#### Job
Repeat the material exactly, every line of it.

#### Material for the task

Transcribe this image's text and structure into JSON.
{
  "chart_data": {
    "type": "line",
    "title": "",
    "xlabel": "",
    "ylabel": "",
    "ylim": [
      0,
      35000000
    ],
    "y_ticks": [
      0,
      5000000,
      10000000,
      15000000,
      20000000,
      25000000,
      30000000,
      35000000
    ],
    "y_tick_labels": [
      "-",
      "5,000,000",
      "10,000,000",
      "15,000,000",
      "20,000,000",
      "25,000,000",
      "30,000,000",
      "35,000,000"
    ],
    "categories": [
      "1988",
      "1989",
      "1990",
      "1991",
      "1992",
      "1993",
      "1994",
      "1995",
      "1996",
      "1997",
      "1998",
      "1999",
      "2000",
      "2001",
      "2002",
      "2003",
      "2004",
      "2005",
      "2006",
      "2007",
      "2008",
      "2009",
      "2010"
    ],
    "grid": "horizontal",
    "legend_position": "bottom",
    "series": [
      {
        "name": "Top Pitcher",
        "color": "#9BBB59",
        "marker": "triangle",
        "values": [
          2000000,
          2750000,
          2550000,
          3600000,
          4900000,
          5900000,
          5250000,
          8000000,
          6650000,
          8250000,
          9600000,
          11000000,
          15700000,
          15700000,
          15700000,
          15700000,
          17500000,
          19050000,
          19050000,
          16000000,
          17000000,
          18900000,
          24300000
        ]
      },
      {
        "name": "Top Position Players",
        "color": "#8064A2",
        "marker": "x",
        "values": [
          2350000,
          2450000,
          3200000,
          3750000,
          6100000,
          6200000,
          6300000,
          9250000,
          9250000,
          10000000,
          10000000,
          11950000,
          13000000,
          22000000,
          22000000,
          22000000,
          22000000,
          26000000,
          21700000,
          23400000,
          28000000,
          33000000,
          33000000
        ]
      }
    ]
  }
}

#### Written solution
Transcribe this image's text and structure into JSON.
{
  "chart_data": {
    "type": "line",
    "title": "",
    "xlabel": "",
    "ylabel": "",
    "ylim": [
      0,
      35000000
    ],
    "y_ticks": [
      0,
      5000000,
      10000000,
      15000000,
      20000000,
      25000000,
      30000000,
      35000000
    ],
    "y_tick_labels": [
      "-",
      "5,000,000",
      "10,000,000",
      "15,000,000",
      "20,000,000",
      "25,000,000",
      "30,000,000",
      "35,000,000"
    ],
    "categories": [
      "1988",
      "1989",
      "1990",
      "1991",
      "1992",
      "1993",
      "1994",
      "1995",
      "1996",
      "1997",
      "1998",
      "1999",
      "2000",
      "2001",
      "2002",
      "2003",
      "2004",
      "2005",
      "2006",
      "2007",
      "2008",
      "2009",
      "2010"
    ],
    "grid": "horizontal",
    "legend_position": "bottom",
    "series": [
      {
        "name": "Top Pitcher",
        "color": "#9BBB59",
        "marker": "triangle",
        "values": [
          2000000,
          2750000,
          2550000,
          3600000,
          4900000,
          5900000,
          5250000,
          8000000,
          6650000,
          8250000,
          9600000,
          11000000,
          15700000,
          15700000,
          15700000,
          15700000,
          17500000,
          19050000,
          19050000,
          16000000,
          17000000,
          18900000,
          24300000
        ]
      },
      {
        "name": "Top Position Players",
        "color": "#8064A2",
        "marker": "x",
        "values": [
          2350000,
          2450000,
          3200000,
          3750000,
          6100000,
          6200000,
          6300000,
          9250000,
          9250000,
          10000000,
          10000000,
          11950000,
          13000000,
          22000000,
          22000000,
          22000000,
          22000000,
          26000000,
          21700000,
          23400000,
          28000000,
          33000000,
          33000000
        ]
      }
    ]
  }
}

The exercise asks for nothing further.